■ DIRECTIONS FOR THIS TASK
Scan the data beneath this task and copy each line that includes "Cusp".

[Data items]
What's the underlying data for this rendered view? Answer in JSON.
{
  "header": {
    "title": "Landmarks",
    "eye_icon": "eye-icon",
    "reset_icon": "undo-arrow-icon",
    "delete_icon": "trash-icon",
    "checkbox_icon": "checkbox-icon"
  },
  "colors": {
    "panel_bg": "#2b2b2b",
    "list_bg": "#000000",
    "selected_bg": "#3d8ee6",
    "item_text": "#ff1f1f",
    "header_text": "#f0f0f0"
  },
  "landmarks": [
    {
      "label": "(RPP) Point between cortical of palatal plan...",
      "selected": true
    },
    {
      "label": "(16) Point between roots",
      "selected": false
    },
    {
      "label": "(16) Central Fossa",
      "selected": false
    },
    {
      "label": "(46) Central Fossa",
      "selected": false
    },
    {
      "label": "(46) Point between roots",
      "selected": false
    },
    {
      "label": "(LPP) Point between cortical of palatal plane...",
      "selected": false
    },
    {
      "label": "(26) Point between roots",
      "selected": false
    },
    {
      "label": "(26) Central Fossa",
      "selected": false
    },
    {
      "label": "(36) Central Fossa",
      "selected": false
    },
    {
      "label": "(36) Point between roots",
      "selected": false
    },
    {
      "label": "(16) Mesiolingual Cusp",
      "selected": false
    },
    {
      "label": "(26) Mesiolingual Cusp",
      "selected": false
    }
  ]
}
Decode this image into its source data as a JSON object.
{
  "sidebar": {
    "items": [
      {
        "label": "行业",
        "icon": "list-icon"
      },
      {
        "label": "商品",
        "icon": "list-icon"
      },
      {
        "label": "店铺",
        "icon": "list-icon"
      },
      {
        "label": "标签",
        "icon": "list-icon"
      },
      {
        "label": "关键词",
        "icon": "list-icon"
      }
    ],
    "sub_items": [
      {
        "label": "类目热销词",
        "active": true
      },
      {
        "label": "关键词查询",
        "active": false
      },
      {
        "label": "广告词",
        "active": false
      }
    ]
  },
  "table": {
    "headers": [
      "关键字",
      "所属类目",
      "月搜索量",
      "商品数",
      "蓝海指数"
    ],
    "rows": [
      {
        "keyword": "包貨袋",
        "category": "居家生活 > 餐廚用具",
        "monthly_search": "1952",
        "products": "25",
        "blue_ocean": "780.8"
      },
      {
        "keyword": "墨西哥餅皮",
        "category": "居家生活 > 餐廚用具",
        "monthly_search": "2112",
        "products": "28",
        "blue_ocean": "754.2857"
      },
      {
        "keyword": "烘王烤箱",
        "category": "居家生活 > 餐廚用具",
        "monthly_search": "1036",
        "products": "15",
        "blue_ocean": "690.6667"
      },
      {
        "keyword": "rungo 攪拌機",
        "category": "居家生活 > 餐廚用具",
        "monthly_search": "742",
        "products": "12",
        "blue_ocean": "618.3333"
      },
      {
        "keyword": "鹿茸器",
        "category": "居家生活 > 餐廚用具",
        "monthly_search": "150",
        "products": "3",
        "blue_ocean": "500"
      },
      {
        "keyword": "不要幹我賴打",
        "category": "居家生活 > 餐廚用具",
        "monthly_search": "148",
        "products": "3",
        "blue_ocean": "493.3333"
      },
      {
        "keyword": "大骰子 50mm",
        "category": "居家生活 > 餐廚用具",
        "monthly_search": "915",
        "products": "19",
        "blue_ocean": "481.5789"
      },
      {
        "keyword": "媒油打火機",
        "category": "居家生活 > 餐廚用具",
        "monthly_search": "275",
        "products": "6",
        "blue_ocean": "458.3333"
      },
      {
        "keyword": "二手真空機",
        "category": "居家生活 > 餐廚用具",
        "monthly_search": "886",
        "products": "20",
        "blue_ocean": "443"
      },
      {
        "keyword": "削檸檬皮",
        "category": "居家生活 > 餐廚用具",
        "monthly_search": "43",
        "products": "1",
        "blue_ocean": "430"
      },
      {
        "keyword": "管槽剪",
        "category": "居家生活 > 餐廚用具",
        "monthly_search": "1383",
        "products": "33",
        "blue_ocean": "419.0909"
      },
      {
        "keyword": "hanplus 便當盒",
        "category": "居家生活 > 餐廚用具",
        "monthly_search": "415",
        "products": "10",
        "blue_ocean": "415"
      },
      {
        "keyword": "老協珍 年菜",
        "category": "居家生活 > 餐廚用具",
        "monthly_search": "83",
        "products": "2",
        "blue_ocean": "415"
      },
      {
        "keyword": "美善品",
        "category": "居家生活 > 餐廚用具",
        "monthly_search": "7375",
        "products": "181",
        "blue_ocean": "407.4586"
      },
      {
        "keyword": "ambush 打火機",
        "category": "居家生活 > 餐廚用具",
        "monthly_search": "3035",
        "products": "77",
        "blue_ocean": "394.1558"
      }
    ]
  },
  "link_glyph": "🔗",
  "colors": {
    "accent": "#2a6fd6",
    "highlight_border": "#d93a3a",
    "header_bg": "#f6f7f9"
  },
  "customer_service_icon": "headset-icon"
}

■ SOLUTION TO THIS EXERCISE
      "label": "(16) Mesiolingual Cusp",
      "label": "(26) Mesiolingual Cusp",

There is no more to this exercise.